**TEXTE FOURNI**
Dans sa fantaisie, l’autrice choisit de donner à certains récits un aspect plus documentaire, une description précise et objective de la vie travaillée loin de ce que l’on connaît. À d’autres, elle prête des allures de contes – ainsi La Chauffe à bibinette, soit les réflexions de vie d’une livreuse type UberEats ou Amazon, dans un monde où les riches se sont coupés des pauvres. Selon son approche, elle recherche la sensation du journal intime (Les Enfants drôles et Les Pijaunes Miel, deux histoires phares de l’album) ou la méthode du manifeste féministe (Le Maillage bleu, ou la révolte des employées d’une usine de tissage, et Midinette première, qui retrace l’histoire de la travailleuse précaire et de ses révoltes). Et Delphine Panique de tout passer au filtre de son langage poétique (comment ne pas craquer devant les tout mignons pijaunes, un parmi cent exemples d’animaux, de métiers, de noms et de pays inventés), créant un écrin de douceur pour ces femmes «non qualifiées», et dont les histoires, progressivement, se font écho, s’invitent les unes chez les autres. Une chose est sûre : tout en bas de l’échelle sociale, les héroïnes de Creuser voguer connaissent beaucoup mieux le fonctionnement du monde que ce qu’on leur fait croire.

**CONSIGNE**
Répondez brièvement à ces questions sur le texte consacré à Creuser voguer.
1. Quel travail fait le personnage dont La Chauffe à bibinette livre les réflexions ?
2. Qui se révolte dans Le Maillage bleu ?
3. Quelles histoires le texte présente-t-il comme les deux histoires phares de l’album ?

**DONNÉES ENREGISTRÉES**

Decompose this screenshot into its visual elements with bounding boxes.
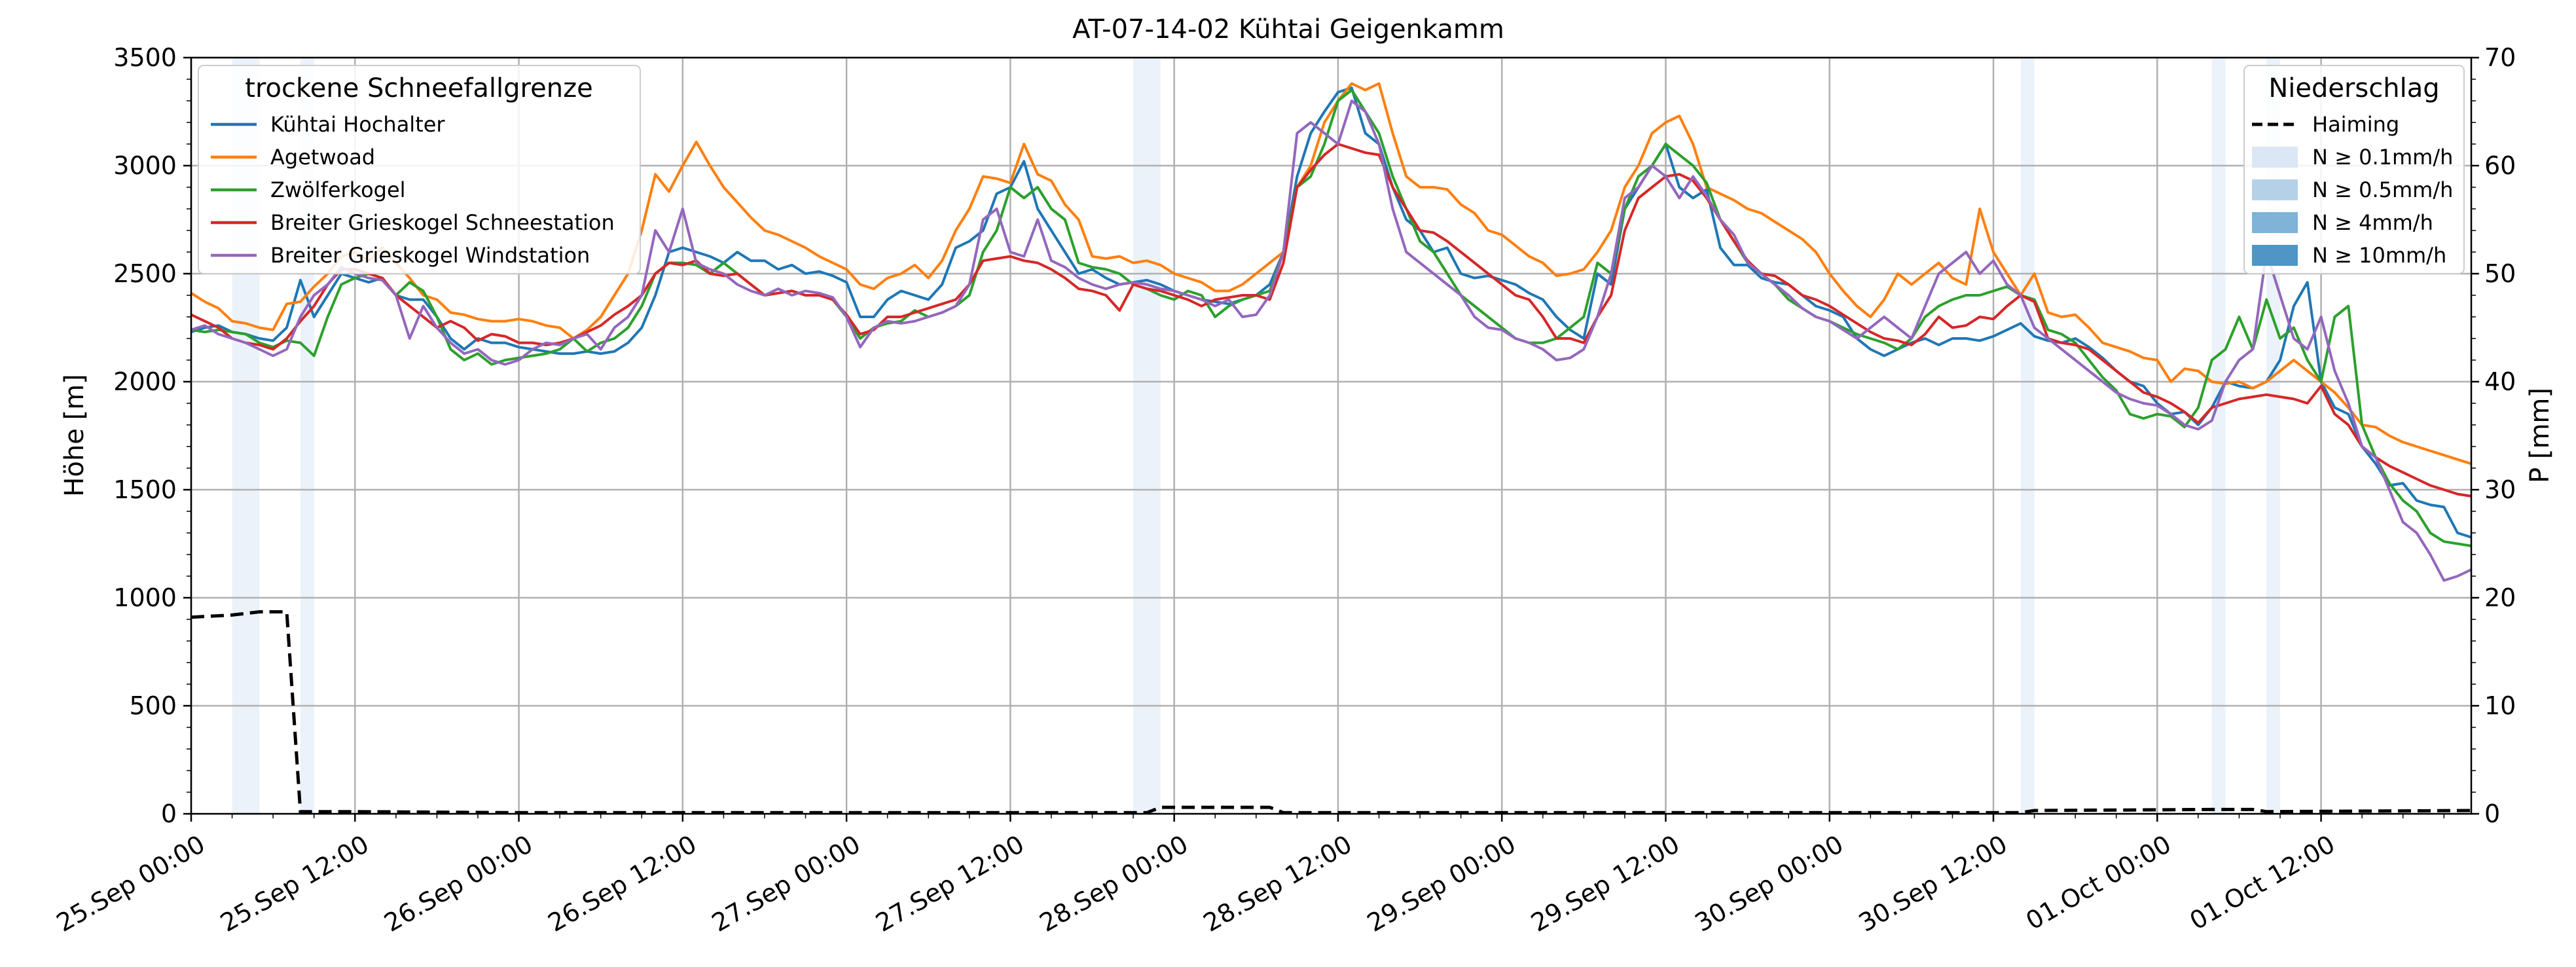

**RÉPONSE RÉDIGÉE**
1. Elle est livreuse, du type UberEats ou Amazon.
2. Les employées d’une usine de tissage.
3. Les Enfants drôles et Les Pijaunes Miel.